= What the task requires =
Every line of the listing must be reproduced as it stands. Leave the images behind.
····················
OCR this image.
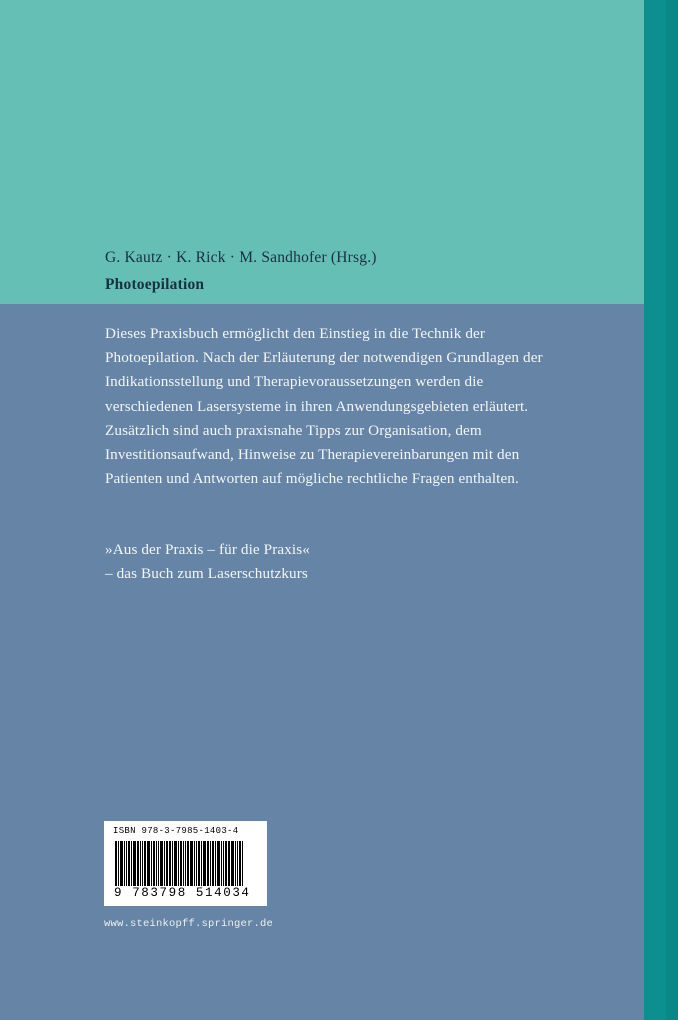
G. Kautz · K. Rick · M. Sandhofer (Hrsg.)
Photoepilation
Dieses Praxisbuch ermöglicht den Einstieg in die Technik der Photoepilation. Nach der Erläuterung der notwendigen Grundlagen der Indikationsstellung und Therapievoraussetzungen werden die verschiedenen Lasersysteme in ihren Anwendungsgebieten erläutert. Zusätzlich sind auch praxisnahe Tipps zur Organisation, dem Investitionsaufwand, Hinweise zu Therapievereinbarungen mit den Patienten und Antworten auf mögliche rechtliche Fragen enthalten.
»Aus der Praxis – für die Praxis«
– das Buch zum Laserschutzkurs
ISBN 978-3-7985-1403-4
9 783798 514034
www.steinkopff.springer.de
····················
= Response to the exercise =
OCR this image.
G. Kautz · K. Rick · M. Sandhofer (Hrsg.)
Photoepilation
Dieses Praxisbuch ermöglicht den Einstieg in die Technik der Photoepilation. Nach der Erläuterung der notwendigen Grundlagen der Indikationsstellung und Therapievoraussetzungen werden die verschiedenen Lasersysteme in ihren Anwendungsgebieten erläutert. Zusätzlich sind auch praxisnahe Tipps zur Organisation, dem Investitionsaufwand, Hinweise zu Therapievereinbarungen mit den Patienten und Antworten auf mögliche rechtliche Fragen enthalten.
»Aus der Praxis – für die Praxis«
– das Buch zum Laserschutzkurs
ISBN 978-3-7985-1403-4
9 783798 514034
www.steinkopff.springer.de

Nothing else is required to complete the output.